[START OF THE INPUT]

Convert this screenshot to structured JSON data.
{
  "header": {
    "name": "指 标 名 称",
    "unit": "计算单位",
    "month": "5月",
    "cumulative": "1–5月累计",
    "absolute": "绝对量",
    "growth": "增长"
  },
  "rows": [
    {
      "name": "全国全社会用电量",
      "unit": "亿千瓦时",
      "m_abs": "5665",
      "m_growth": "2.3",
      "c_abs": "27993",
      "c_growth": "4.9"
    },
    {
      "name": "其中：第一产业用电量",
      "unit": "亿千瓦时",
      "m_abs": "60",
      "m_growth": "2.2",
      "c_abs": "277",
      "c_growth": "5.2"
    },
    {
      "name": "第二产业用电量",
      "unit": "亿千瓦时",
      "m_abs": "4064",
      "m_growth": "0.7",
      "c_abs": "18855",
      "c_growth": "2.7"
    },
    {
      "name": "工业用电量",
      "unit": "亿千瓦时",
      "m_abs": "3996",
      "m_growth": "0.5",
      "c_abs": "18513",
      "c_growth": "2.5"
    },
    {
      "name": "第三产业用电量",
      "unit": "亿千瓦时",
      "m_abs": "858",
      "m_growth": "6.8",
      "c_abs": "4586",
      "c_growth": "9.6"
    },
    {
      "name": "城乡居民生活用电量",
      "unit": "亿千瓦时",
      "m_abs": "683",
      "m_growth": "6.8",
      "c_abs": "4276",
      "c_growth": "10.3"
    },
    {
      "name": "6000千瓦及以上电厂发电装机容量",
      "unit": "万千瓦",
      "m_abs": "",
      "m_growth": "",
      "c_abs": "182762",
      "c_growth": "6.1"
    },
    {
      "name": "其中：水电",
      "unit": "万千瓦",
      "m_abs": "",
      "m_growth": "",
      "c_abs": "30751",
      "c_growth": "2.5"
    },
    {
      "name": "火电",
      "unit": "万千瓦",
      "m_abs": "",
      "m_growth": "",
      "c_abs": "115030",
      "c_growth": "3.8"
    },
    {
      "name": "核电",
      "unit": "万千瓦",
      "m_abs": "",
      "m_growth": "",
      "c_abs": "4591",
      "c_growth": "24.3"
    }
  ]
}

[END OF THE INPUT]

PROBLEM TO WORK ON:
Copy out each line of the listing that holds "name".

RESPONSE TO THIS EXERCISE:
    "name": "指 标 名 称",
      "name": "全国全社会用电量",
      "name": "其中：第一产业用电量",
      "name": "第二产业用电量",
      "name": "工业用电量",
      "name": "第三产业用电量",
      "name": "城乡居民生活用电量",
      "name": "6000千瓦及以上电厂发电装机容量",
      "name": "其中：水电",
      "name": "火电",
      "name": "核电",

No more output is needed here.